• [Instructions to follow]:
Search the material for the string "Lateral", then return every line where it is found.

• [Material to process]:
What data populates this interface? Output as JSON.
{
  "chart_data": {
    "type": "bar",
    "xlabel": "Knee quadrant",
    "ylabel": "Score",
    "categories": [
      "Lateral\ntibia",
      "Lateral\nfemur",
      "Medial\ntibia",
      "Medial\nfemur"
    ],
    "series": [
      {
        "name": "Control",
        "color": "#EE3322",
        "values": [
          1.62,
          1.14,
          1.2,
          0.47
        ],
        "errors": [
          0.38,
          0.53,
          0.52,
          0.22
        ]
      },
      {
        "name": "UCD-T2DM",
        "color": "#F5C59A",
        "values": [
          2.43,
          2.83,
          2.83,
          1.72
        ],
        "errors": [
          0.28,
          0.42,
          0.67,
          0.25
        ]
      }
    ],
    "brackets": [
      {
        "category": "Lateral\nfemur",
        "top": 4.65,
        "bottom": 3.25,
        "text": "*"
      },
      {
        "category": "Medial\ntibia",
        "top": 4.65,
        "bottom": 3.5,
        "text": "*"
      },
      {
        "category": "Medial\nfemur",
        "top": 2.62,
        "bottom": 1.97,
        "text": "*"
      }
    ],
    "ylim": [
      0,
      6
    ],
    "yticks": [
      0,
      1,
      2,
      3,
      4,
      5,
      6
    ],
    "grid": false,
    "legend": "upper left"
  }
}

• [Reply]:
      "Lateral\ntibia",
      "Lateral\nfemur",
        "category": "Lateral\nfemur",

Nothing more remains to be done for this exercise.